• **REQUIREMENTS**
Check each line of the listing below for the word "building" and say how many lines have it. Nothing else should be written.

--- start DATASET ROWS ---

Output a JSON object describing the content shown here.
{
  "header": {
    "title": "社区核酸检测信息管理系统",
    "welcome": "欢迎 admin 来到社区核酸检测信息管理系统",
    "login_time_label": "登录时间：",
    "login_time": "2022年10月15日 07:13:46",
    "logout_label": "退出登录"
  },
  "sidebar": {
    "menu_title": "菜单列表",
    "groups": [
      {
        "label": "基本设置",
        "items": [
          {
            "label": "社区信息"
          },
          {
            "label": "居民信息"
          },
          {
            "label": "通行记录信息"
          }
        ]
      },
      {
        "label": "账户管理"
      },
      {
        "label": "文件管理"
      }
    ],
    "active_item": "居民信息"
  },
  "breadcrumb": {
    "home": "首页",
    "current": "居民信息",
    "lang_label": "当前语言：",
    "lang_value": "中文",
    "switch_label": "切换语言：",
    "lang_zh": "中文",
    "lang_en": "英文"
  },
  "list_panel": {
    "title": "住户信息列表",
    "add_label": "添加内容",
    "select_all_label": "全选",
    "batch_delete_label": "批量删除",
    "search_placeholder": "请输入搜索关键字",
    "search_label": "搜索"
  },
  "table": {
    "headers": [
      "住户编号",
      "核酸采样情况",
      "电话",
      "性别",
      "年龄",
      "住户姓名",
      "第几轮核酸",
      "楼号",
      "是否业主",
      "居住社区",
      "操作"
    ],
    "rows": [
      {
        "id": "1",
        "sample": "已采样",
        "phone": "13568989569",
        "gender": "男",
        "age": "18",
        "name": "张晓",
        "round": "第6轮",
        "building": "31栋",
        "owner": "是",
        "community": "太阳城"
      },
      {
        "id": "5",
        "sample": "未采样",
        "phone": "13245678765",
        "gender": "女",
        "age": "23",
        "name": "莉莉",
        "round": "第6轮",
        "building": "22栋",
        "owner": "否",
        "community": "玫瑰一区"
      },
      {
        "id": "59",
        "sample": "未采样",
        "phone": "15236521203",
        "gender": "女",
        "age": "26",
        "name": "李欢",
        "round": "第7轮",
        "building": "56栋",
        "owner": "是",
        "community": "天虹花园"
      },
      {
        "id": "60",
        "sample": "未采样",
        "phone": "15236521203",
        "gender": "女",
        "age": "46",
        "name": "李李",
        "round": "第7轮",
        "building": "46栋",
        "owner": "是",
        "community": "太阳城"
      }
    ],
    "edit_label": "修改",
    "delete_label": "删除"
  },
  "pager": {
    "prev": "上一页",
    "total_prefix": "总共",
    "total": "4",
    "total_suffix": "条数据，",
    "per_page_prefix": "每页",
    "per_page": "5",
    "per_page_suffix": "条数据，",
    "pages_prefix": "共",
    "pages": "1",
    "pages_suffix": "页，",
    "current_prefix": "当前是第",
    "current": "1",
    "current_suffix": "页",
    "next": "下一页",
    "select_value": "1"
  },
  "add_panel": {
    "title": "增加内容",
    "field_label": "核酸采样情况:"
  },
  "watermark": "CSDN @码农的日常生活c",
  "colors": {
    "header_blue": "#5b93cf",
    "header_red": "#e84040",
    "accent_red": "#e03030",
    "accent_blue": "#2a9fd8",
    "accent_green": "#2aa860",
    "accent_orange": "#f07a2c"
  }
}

--- end DATASET ROWS ---

• **SOLUTION TO THE PROBLEM**
4